### Given entries

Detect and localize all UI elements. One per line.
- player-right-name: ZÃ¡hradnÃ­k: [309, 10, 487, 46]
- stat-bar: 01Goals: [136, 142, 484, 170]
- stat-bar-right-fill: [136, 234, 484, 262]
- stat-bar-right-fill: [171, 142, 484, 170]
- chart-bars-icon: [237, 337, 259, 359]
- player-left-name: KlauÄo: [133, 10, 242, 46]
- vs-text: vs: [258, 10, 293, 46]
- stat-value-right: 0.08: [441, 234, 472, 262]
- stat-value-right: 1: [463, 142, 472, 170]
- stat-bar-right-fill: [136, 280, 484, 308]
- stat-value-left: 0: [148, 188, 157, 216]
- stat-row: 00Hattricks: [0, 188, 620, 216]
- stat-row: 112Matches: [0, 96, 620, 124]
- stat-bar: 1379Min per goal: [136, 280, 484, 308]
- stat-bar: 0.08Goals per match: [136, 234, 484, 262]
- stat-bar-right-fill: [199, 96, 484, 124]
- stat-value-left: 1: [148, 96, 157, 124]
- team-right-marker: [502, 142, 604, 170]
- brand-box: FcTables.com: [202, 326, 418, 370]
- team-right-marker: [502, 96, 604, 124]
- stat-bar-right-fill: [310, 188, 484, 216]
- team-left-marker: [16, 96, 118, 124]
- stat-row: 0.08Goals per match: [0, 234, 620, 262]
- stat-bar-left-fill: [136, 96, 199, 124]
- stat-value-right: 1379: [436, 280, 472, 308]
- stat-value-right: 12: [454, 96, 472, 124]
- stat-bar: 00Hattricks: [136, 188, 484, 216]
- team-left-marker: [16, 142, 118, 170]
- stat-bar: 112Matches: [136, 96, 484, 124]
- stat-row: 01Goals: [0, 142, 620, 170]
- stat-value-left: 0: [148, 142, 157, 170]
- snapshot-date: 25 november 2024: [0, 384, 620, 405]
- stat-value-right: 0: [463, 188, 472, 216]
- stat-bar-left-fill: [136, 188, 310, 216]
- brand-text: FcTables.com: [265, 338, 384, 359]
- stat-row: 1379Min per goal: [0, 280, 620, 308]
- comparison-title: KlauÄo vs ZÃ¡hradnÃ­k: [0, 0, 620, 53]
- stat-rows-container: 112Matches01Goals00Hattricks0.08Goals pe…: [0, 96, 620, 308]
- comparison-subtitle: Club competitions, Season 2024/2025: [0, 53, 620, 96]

### Problem details
Please copy the lines above without any changes, from the first line through the line containing "- stat-bar: 0.08Goals".

### Problem solution
Detect and localize all UI elements. One per line.
- player-right-name: ZÃ¡hradnÃ­k: [309, 10, 487, 46]
- stat-bar: 01Goals: [136, 142, 484, 170]
- stat-bar-right-fill: [136, 234, 484, 262]
- stat-bar-right-fill: [171, 142, 484, 170]
- chart-bars-icon: [237, 337, 259, 359]
- player-left-name: KlauÄo: [133, 10, 242, 46]
- vs-text: vs: [258, 10, 293, 46]
- stat-value-right: 0.08: [441, 234, 472, 262]
- stat-value-right: 1: [463, 142, 472, 170]
- stat-bar-right-fill: [136, 280, 484, 308]
- stat-value-left: 0: [148, 188, 157, 216]
- stat-row: 00Hattricks: [0, 188, 620, 216]
- stat-row: 112Matches: [0, 96, 620, 124]
- stat-bar: 1379Min per goal: [136, 280, 484, 308]
- stat-bar: 0.08Goals per match: [136, 234, 484, 262]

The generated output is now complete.